→ Pasaje citado:
··········
Se dijo que es una gran ventaja que seamos uno de los primeros países en
haber ratificado el TLC. Pero no se nos dijo exactamente en que consisten estas ventajas. Mucho menos se nos informó cuales son las medidas que como país estamos tomando para
prepararnos para enfrentar los desafíos del TLC. Del discurso presidencial pareciera que ahora solo tenemos que sentarnos a esperar que los beneficios nos caigan del cielo.
No nos dijo como vamos a enfrentar el
problema del desempleo. Que medidas concretas piensa implementar el gobierno para desarrollar la inversión productiva tanto nacional como extranjera. Dijo que se debía iniciar la discusión para analizar un posible aumento del salario mínimo. Pero no hizo ninguna propuesta concreta y esta promesa quedó en el aire.
··········
→ Listado extraído:
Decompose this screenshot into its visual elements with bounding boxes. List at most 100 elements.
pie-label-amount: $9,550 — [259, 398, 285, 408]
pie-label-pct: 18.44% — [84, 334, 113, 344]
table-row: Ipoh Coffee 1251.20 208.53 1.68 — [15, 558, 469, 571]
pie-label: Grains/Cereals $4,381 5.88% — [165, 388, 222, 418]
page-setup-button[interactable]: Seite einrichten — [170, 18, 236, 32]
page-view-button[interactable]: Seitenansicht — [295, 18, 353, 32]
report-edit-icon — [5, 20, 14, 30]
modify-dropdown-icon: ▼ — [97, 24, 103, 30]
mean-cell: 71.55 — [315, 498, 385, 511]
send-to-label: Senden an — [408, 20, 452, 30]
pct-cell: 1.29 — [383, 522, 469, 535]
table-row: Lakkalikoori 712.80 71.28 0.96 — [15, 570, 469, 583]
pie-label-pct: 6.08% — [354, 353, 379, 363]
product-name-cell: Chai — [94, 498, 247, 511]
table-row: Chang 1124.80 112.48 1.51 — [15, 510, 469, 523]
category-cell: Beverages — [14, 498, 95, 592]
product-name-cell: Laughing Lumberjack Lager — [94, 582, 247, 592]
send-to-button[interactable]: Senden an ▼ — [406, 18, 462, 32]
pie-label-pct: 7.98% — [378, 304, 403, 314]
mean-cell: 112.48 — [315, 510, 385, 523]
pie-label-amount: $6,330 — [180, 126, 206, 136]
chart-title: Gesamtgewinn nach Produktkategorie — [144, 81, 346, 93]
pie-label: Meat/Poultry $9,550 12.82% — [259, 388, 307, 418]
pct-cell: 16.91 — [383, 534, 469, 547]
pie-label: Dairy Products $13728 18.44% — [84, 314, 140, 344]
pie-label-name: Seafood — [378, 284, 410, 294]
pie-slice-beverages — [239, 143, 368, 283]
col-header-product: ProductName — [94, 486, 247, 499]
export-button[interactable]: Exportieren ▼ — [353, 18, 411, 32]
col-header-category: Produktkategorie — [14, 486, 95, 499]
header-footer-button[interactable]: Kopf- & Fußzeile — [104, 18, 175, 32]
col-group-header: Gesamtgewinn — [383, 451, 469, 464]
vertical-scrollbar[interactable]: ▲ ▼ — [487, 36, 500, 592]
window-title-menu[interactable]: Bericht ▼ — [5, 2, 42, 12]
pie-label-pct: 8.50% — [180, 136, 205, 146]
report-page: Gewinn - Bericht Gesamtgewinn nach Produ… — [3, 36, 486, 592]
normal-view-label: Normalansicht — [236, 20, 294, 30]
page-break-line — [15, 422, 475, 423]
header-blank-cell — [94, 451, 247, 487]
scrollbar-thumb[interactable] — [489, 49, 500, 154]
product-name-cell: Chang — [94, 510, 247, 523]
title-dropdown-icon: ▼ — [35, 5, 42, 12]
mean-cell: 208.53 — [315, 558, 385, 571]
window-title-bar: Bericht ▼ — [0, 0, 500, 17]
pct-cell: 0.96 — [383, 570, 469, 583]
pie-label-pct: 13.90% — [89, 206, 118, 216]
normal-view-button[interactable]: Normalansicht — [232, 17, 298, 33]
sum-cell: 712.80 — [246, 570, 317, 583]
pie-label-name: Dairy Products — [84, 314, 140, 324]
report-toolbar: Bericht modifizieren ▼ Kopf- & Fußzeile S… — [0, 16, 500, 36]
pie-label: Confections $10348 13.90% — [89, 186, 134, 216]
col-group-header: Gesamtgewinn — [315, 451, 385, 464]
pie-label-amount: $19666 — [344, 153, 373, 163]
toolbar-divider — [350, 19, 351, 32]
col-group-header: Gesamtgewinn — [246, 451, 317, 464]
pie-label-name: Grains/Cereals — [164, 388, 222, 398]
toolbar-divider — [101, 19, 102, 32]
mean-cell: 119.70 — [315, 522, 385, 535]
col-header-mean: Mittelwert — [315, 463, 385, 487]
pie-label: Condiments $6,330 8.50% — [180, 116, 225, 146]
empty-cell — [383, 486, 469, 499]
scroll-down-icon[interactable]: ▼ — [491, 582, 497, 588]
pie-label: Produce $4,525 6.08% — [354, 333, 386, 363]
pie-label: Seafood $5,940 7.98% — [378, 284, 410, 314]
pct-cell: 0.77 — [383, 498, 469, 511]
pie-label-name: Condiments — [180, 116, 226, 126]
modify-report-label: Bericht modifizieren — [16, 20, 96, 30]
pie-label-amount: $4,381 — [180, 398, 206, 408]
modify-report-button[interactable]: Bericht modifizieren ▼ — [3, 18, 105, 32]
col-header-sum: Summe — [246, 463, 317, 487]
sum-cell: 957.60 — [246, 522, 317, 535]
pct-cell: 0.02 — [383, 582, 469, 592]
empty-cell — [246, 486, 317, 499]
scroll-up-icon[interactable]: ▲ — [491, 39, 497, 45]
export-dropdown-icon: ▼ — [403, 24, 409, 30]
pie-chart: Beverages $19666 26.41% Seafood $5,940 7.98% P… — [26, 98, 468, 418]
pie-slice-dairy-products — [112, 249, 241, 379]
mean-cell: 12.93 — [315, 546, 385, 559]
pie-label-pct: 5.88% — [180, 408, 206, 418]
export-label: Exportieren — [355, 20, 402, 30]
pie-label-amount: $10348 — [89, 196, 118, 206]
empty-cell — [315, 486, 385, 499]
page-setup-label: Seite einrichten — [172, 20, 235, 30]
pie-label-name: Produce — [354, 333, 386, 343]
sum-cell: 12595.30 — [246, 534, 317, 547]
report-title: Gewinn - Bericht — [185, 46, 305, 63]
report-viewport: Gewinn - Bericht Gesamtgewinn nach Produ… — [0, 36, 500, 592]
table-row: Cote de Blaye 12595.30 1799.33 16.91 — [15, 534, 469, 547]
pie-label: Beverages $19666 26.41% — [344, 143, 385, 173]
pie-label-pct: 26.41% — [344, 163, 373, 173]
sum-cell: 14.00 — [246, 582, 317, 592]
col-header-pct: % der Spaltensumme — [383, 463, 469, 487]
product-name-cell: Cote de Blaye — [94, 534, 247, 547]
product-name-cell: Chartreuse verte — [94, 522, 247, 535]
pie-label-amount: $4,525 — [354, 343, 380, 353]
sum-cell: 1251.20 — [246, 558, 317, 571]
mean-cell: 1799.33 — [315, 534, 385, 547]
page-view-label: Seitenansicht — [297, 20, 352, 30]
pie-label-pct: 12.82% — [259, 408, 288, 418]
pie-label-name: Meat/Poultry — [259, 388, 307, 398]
··········
¿Puedes reproducir completo y sin ningún cambio el pasaje citado sobre el discurso presidencial y el TLC?

→ Tu respuesta:
Se dijo que es una gran ventaja que seamos uno de los primeros países en
haber ratificado el TLC. Pero no se nos dijo exactamente en que consisten estas ventajas. Mucho menos se nos informó cuales son las medidas que como país estamos tomando para
prepararnos para enfrentar los desafíos del TLC. Del discurso presidencial pareciera que ahora solo tenemos que sentarnos a esperar que los beneficios nos caigan del cielo.
No nos dijo como vamos a enfrentar el
problema del desempleo. Que medidas concretas piensa implementar el gobierno para desarrollar la inversión productiva tanto nacional como extranjera. Dijo que se debía iniciar la discusión para analizar un posible aumento del salario mínimo. Pero no hizo ninguna propuesta concreta y esta promesa quedó en el aire.